◆ CHALLENGE: Return all lines where the word "title" can be found.

Source data
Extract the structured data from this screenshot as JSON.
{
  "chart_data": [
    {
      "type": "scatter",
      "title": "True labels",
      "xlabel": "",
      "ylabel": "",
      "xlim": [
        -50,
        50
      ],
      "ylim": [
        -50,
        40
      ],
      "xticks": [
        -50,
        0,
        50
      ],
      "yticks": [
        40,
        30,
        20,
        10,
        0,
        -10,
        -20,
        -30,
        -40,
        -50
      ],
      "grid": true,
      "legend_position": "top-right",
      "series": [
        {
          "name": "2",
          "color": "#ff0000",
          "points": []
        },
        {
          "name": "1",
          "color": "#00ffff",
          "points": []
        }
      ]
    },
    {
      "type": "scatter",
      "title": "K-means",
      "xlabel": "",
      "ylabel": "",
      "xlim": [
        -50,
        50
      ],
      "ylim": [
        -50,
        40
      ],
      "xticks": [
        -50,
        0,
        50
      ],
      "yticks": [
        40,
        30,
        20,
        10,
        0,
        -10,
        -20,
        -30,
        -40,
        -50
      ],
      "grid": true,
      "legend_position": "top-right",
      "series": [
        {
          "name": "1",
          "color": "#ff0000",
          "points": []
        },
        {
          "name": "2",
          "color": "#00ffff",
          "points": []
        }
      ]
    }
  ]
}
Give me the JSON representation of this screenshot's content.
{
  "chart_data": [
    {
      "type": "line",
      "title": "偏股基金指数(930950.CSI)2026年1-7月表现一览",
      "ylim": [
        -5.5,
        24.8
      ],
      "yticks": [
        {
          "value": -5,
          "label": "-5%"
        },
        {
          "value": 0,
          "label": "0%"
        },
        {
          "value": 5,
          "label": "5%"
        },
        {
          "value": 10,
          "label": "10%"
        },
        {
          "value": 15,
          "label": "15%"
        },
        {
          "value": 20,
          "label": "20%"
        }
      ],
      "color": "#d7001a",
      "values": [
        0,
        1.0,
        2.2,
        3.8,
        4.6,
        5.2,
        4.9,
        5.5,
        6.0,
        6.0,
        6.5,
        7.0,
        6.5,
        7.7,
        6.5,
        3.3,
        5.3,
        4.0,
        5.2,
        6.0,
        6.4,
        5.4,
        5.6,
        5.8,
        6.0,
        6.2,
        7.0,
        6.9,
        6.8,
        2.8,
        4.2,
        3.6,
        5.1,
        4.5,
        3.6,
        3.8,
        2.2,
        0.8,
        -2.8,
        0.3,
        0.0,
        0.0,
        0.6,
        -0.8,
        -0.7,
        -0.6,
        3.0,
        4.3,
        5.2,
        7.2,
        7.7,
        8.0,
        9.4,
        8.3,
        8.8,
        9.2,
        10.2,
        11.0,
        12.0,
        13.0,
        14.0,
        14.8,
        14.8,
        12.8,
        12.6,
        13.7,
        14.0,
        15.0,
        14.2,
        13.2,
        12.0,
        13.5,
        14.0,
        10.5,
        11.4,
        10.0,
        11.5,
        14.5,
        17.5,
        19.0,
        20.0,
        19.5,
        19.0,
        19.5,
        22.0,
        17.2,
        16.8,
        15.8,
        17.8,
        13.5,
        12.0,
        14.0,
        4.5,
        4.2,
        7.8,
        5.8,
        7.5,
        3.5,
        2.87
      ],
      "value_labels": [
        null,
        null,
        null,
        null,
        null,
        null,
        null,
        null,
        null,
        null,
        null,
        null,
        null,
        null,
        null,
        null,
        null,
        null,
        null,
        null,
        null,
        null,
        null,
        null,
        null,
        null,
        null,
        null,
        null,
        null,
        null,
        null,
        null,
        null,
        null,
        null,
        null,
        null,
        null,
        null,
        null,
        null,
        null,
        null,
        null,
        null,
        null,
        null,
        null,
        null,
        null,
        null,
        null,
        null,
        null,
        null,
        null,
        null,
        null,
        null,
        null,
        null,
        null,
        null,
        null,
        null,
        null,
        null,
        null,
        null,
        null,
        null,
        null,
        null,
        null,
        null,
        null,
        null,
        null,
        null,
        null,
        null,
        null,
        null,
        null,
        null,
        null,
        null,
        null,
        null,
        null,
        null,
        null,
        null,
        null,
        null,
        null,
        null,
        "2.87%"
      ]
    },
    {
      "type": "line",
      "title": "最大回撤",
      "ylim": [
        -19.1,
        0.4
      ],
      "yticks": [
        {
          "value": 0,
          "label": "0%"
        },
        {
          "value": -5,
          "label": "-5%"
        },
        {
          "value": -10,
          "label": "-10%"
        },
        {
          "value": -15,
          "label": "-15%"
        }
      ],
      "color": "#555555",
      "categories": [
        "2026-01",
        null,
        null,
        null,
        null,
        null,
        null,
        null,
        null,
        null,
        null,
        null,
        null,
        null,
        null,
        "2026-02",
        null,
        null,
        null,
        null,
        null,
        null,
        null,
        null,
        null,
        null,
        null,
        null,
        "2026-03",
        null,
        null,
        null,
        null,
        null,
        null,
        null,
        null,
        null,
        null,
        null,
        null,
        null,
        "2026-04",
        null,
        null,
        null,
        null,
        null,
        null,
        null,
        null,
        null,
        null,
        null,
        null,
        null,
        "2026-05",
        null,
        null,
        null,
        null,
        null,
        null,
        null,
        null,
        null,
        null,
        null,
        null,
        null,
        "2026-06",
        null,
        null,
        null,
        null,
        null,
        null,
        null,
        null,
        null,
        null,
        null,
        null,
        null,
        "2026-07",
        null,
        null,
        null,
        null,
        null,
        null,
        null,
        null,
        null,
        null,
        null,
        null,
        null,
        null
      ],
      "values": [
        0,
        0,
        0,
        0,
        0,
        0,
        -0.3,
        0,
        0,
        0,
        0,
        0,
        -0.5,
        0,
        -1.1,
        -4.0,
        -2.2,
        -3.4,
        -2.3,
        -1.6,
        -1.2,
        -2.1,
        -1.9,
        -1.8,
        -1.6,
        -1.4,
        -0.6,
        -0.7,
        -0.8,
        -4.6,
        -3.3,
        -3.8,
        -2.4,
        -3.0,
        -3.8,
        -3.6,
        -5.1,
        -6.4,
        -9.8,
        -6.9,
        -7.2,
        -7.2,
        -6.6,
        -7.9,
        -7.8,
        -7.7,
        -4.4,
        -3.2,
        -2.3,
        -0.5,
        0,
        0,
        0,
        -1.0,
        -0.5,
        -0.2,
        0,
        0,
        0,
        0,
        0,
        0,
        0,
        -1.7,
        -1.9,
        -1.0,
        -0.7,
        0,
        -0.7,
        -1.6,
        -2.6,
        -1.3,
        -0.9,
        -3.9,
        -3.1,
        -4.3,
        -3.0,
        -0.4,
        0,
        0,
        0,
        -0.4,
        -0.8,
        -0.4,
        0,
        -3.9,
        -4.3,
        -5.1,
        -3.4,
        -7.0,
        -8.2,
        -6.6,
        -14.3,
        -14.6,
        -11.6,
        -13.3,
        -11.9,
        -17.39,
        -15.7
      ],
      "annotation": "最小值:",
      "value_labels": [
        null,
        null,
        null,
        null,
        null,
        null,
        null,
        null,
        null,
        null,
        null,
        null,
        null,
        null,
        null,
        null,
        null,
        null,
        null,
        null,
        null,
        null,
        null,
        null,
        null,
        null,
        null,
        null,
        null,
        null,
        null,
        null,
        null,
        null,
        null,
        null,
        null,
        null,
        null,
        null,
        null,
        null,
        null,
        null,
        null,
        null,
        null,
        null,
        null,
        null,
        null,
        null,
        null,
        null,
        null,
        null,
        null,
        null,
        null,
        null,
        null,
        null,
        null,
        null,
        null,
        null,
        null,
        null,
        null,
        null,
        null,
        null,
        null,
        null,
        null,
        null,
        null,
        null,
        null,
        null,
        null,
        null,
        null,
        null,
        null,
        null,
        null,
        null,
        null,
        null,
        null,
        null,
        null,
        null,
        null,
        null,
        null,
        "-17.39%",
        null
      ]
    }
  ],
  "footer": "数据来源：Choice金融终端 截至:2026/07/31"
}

◆ THE SOLUTION:
      "title": "True labels",
      "title": "K-means",
      "title": "偏股基金指数(930950.CSI)2026年1-7月表现一览",
      "title": "最大回撤",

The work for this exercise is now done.